* [What is expected]
Keep every line where the word "Custom" appears; drop the rest.

═══

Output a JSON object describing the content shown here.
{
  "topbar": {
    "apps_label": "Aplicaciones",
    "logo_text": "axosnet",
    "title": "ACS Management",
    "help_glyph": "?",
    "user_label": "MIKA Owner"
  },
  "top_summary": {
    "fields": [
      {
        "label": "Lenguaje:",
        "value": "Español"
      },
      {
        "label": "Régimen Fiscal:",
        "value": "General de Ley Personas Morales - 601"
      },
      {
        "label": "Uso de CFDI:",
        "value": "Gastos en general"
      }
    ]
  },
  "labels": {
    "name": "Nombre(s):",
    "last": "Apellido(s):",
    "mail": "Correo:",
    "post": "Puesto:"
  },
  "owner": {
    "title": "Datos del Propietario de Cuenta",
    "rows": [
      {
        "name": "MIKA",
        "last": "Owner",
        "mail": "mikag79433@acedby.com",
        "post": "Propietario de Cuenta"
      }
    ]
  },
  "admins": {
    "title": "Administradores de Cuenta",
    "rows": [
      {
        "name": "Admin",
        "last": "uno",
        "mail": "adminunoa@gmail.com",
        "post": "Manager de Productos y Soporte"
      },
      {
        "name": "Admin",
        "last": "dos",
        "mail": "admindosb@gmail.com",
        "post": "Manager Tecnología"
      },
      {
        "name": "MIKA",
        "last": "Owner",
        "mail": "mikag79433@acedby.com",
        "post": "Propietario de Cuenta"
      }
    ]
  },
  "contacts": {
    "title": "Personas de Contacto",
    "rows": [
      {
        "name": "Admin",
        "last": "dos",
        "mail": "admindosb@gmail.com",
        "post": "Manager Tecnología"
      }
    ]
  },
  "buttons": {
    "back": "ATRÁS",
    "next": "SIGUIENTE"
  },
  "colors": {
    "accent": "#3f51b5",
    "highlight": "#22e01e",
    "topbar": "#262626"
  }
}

═══

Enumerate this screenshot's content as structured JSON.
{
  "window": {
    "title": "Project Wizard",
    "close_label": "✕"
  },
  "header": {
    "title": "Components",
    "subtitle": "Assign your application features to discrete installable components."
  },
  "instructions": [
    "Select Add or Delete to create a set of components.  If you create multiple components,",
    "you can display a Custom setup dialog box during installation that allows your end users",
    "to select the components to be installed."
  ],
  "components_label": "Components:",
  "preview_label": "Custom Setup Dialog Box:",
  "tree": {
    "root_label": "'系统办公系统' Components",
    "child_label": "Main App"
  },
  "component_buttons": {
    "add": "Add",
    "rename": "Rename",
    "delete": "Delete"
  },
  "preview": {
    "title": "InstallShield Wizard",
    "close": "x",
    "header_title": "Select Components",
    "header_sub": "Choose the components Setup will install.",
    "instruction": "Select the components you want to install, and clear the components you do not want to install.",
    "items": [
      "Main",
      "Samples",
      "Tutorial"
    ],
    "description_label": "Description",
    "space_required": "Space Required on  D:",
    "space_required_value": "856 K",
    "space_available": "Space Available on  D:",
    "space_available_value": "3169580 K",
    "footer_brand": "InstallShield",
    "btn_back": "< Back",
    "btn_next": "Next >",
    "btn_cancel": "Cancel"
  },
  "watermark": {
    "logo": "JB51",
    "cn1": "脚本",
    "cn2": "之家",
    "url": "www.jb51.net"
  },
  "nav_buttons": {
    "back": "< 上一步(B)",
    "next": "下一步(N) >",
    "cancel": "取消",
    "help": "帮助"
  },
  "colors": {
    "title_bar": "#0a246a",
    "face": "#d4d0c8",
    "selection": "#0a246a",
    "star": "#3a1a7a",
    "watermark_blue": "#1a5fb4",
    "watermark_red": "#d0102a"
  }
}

═══

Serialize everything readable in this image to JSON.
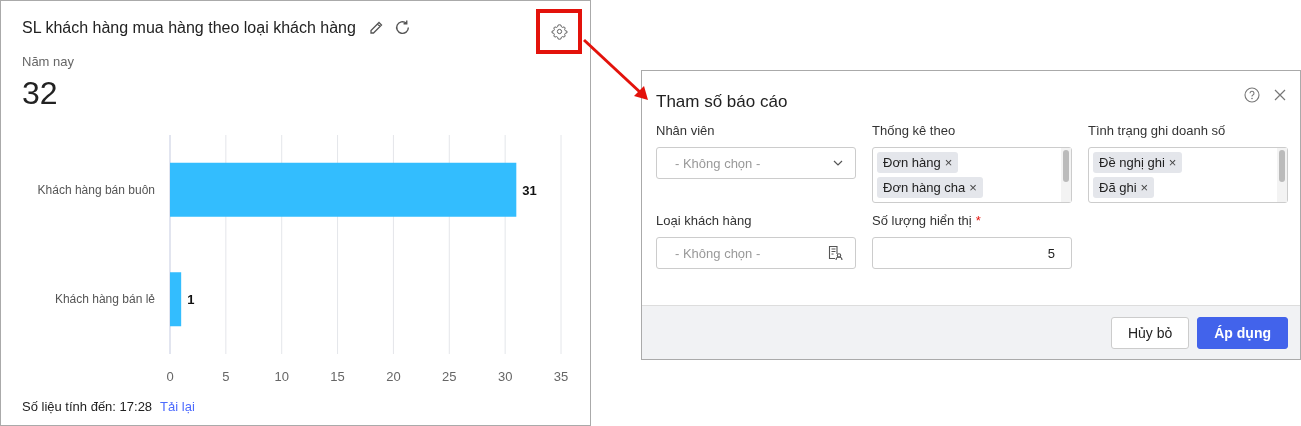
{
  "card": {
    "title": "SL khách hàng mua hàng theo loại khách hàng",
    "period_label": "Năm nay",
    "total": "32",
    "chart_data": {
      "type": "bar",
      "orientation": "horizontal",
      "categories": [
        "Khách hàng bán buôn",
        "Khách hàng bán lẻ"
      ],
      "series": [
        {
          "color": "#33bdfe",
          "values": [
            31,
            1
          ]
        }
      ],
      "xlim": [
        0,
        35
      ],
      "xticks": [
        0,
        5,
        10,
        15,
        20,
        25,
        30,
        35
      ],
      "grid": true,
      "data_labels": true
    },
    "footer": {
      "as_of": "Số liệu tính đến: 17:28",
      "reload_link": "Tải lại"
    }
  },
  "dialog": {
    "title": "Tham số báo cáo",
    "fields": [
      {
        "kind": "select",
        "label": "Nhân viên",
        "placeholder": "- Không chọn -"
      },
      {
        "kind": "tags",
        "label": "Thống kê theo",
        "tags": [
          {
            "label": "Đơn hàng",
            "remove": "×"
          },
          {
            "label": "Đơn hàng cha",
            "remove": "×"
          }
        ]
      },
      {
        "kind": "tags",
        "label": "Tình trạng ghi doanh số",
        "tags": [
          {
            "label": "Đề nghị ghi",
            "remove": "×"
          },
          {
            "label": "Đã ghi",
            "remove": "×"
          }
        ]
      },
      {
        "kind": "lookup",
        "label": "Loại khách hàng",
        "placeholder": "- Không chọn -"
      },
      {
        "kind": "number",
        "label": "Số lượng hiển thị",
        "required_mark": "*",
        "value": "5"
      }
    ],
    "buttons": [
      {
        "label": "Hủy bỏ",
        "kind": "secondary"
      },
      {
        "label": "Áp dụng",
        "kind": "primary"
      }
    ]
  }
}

═══

* [Result of the task]
    "you can display a Custom setup dialog box during installation that allows your end users",
  "preview_label": "Custom Setup Dialog Box:",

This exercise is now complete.